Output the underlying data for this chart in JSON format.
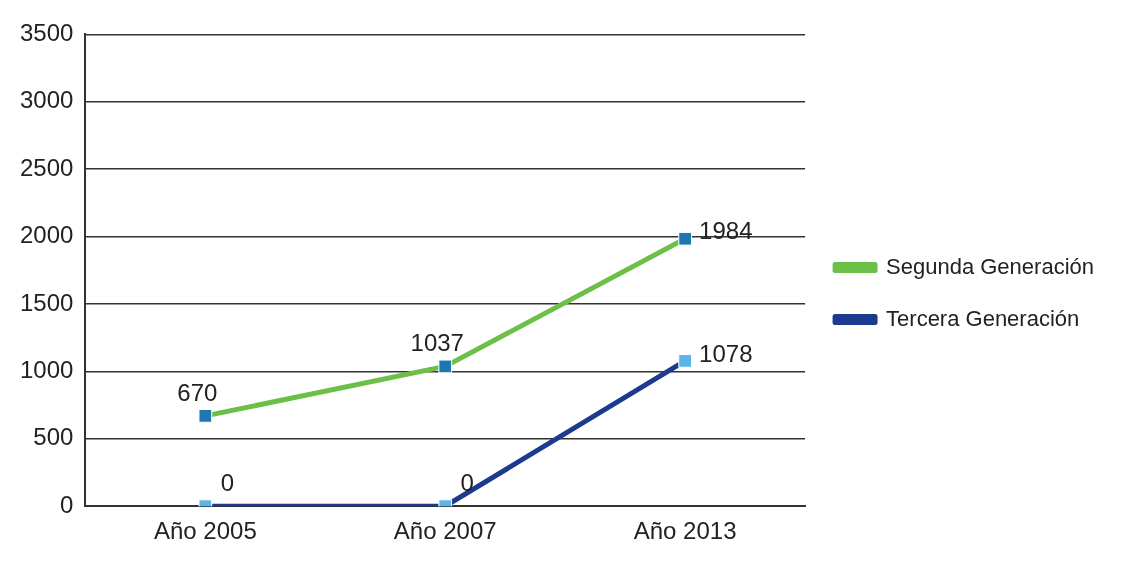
{
  "chart_data": {
    "type": "line",
    "categories": [
      "Año 2005",
      "Año 2007",
      "Año 2013"
    ],
    "series": [
      {
        "name": "Segunda Generación",
        "color": "#6cbf47",
        "values": [
          670,
          1037,
          1984
        ]
      },
      {
        "name": "Tercera Generación",
        "color": "#1c3a8e",
        "values": [
          0,
          0,
          1078
        ]
      }
    ],
    "data_labels": true,
    "ylim": [
      0,
      3500
    ],
    "yticks": [
      0,
      500,
      1000,
      1500,
      2000,
      2500,
      3000,
      3500
    ],
    "grid": "y",
    "legend": "right",
    "marker": "square",
    "line_style": "solid"
  }
}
■ ■ ■ ■ ■ ■ ■
Make an exact copy of the records above, with the pictures left out.

Output the underlying data for this chart in JSON format.
{
  "chart_data": {
    "type": "line",
    "categories": [
      "Año 2005",
      "Año 2007",
      "Año 2013"
    ],
    "series": [
      {
        "name": "Segunda Generación",
        "color": "#6cbf47",
        "values": [
          670,
          1037,
          1984
        ]
      },
      {
        "name": "Tercera Generación",
        "color": "#1c3a8e",
        "values": [
          0,
          0,
          1078
        ]
      }
    ],
    "data_labels": true,
    "ylim": [
      0,
      3500
    ],
    "yticks": [
      0,
      500,
      1000,
      1500,
      2000,
      2500,
      3000,
      3500
    ],
    "grid": "y",
    "legend": "right",
    "marker": "square",
    "line_style": "solid"
  }
}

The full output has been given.